*What is required*. Please retype the records below exactly, leaving out any pictures.

*Items*.

────

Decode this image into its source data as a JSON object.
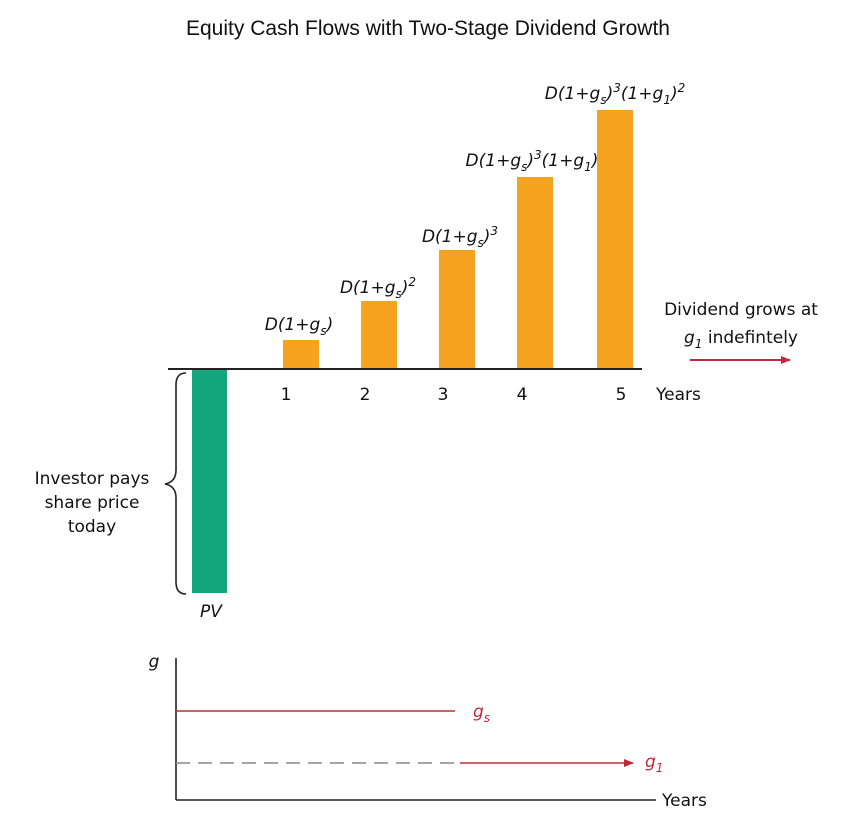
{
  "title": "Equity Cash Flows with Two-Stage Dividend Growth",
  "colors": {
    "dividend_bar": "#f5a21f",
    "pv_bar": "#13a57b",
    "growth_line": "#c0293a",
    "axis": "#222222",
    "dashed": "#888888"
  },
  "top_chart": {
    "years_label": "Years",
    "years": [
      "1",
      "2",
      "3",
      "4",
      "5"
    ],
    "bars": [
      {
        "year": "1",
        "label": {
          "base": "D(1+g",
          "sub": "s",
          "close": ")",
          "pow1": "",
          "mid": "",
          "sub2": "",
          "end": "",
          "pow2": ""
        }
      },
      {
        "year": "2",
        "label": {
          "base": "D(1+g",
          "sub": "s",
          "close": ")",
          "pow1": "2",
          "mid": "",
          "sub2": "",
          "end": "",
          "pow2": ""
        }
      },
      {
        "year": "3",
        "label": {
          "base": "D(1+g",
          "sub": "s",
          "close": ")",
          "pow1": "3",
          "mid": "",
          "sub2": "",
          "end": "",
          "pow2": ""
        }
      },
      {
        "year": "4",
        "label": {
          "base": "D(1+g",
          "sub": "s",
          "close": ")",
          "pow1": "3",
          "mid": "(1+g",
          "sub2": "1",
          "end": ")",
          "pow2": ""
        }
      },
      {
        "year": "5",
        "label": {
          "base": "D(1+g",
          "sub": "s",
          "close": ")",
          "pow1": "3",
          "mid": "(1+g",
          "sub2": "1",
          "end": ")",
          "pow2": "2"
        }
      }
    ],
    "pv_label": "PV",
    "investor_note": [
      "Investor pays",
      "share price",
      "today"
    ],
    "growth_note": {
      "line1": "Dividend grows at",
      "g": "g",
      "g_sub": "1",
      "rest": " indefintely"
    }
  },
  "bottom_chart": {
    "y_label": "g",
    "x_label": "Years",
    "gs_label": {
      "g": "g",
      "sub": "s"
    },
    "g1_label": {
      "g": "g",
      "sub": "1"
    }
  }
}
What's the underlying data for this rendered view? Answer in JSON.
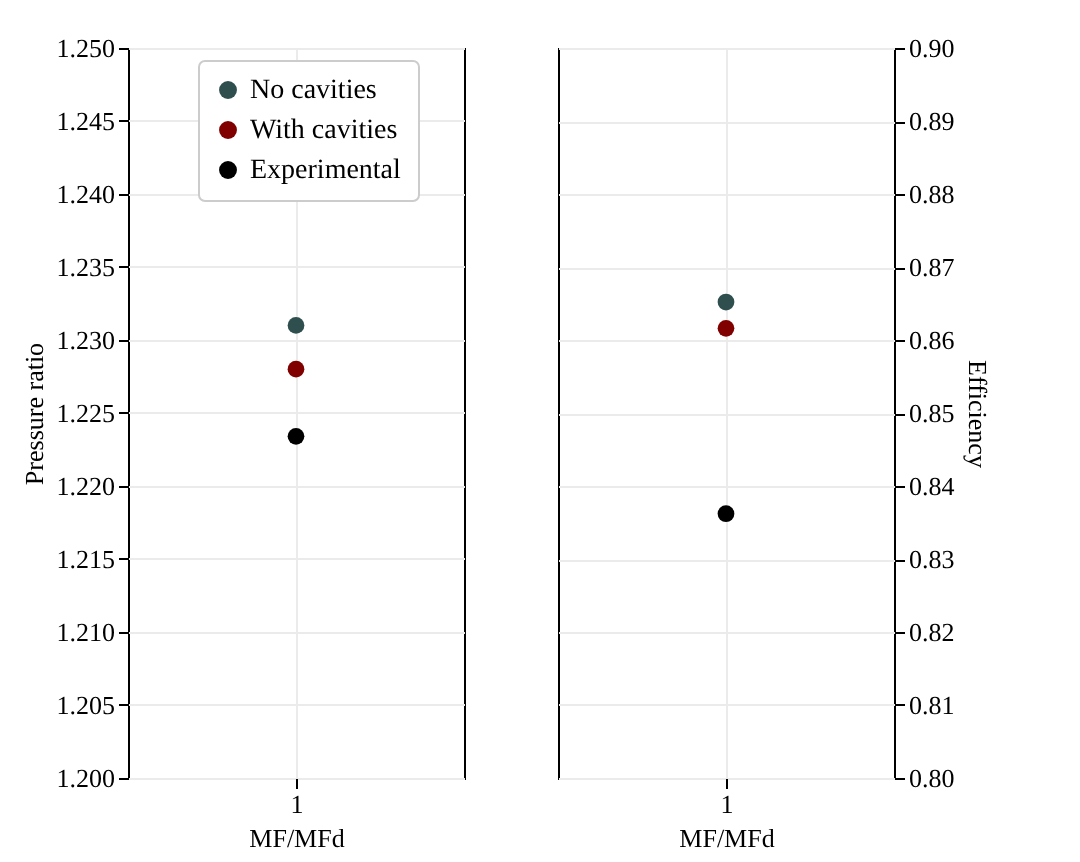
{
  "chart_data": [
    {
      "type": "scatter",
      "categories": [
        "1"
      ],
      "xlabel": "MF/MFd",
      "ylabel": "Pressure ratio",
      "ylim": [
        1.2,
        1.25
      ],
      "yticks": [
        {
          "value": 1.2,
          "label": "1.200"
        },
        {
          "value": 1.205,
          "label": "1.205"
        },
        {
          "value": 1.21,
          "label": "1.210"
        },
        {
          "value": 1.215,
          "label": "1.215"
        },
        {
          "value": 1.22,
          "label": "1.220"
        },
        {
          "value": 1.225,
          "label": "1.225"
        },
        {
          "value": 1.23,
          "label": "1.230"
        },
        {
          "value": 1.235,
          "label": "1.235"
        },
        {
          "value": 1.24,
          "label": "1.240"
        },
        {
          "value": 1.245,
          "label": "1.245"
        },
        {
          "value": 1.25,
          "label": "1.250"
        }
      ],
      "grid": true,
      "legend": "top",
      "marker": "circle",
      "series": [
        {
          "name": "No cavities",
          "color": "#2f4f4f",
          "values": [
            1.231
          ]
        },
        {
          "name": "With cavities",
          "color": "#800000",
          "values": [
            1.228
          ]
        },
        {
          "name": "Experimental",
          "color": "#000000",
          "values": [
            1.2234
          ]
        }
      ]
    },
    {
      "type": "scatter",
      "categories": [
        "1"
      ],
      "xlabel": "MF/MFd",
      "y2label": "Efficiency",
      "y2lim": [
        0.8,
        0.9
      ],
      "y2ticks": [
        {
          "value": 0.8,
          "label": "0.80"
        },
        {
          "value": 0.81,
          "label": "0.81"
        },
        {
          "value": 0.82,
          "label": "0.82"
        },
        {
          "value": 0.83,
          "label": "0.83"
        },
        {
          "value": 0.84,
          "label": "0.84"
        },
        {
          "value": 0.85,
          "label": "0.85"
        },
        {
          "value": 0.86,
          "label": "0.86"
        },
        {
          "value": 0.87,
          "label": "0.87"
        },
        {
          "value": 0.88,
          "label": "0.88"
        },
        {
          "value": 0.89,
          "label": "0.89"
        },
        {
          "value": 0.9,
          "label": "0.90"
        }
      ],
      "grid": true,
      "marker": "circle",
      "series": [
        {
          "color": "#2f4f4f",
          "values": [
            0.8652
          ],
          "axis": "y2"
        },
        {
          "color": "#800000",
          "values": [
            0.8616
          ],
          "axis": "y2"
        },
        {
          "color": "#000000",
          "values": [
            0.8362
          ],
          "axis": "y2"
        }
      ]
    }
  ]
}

────

*Complete answer*.
Decode this image into its source data as a JSON object.
{
  "title": "Equity Cash Flows with Two-Stage Dividend Growth",
  "colors": {
    "dividend_bar": "#f5a21f",
    "pv_bar": "#13a57b",
    "growth_line": "#c0293a",
    "axis": "#222222",
    "dashed": "#888888"
  },
  "top_chart": {
    "years_label": "Years",
    "years": [
      "1",
      "2",
      "3",
      "4",
      "5"
    ],
    "bars": [
      {
        "year": "1",
        "label": {
          "base": "D(1+g",
          "sub": "s",
          "close": ")",
          "pow1": "",
          "mid": "",
          "sub2": "",
          "end": "",
          "pow2": ""
        }
      },
      {
        "year": "2",
        "label": {
          "base": "D(1+g",
          "sub": "s",
          "close": ")",
          "pow1": "2",
          "mid": "",
          "sub2": "",
          "end": "",
          "pow2": ""
        }
      },
      {
        "year": "3",
        "label": {
          "base": "D(1+g",
          "sub": "s",
          "close": ")",
          "pow1": "3",
          "mid": "",
          "sub2": "",
          "end": "",
          "pow2": ""
        }
      },
      {
        "year": "4",
        "label": {
          "base": "D(1+g",
          "sub": "s",
          "close": ")",
          "pow1": "3",
          "mid": "(1+g",
          "sub2": "1",
          "end": ")",
          "pow2": ""
        }
      },
      {
        "year": "5",
        "label": {
          "base": "D(1+g",
          "sub": "s",
          "close": ")",
          "pow1": "3",
          "mid": "(1+g",
          "sub2": "1",
          "end": ")",
          "pow2": "2"
        }
      }
    ],
    "pv_label": "PV",
    "investor_note": [
      "Investor pays",
      "share price",
      "today"
    ],
    "growth_note": {
      "line1": "Dividend grows at",
      "g": "g",
      "g_sub": "1",
      "rest": " indefintely"
    }
  },
  "bottom_chart": {
    "y_label": "g",
    "x_label": "Years",
    "gs_label": {
      "g": "g",
      "sub": "s"
    },
    "g1_label": {
      "g": "g",
      "sub": "1"
    }
  }
}
What's the underlying data for this rendered view? Answer in JSON.
{
  "chart_data": [
    {
      "type": "scatter",
      "categories": [
        "1"
      ],
      "xlabel": "MF/MFd",
      "ylabel": "Pressure ratio",
      "ylim": [
        1.2,
        1.25
      ],
      "yticks": [
        {
          "value": 1.2,
          "label": "1.200"
        },
        {
          "value": 1.205,
          "label": "1.205"
        },
        {
          "value": 1.21,
          "label": "1.210"
        },
        {
          "value": 1.215,
          "label": "1.215"
        },
        {
          "value": 1.22,
          "label": "1.220"
        },
        {
          "value": 1.225,
          "label": "1.225"
        },
        {
          "value": 1.23,
          "label": "1.230"
        },
        {
          "value": 1.235,
          "label": "1.235"
        },
        {
          "value": 1.24,
          "label": "1.240"
        },
        {
          "value": 1.245,
          "label": "1.245"
        },
        {
          "value": 1.25,
          "label": "1.250"
        }
      ],
      "grid": true,
      "legend": "top",
      "marker": "circle",
      "series": [
        {
          "name": "No cavities",
          "color": "#2f4f4f",
          "values": [
            1.231
          ]
        },
        {
          "name": "With cavities",
          "color": "#800000",
          "values": [
            1.228
          ]
        },
        {
          "name": "Experimental",
          "color": "#000000",
          "values": [
            1.2234
          ]
        }
      ]
    },
    {
      "type": "scatter",
      "categories": [
        "1"
      ],
      "xlabel": "MF/MFd",
      "y2label": "Efficiency",
      "y2lim": [
        0.8,
        0.9
      ],
      "y2ticks": [
        {
          "value": 0.8,
          "label": "0.80"
        },
        {
          "value": 0.81,
          "label": "0.81"
        },
        {
          "value": 0.82,
          "label": "0.82"
        },
        {
          "value": 0.83,
          "label": "0.83"
        },
        {
          "value": 0.84,
          "label": "0.84"
        },
        {
          "value": 0.85,
          "label": "0.85"
        },
        {
          "value": 0.86,
          "label": "0.86"
        },
        {
          "value": 0.87,
          "label": "0.87"
        },
        {
          "value": 0.88,
          "label": "0.88"
        },
        {
          "value": 0.89,
          "label": "0.89"
        },
        {
          "value": 0.9,
          "label": "0.90"
        }
      ],
      "grid": true,
      "marker": "circle",
      "series": [
        {
          "color": "#2f4f4f",
          "values": [
            0.8652
          ],
          "axis": "y2"
        },
        {
          "color": "#800000",
          "values": [
            0.8616
          ],
          "axis": "y2"
        },
        {
          "color": "#000000",
          "values": [
            0.8362
          ],
          "axis": "y2"
        }
      ]
    }
  ]
}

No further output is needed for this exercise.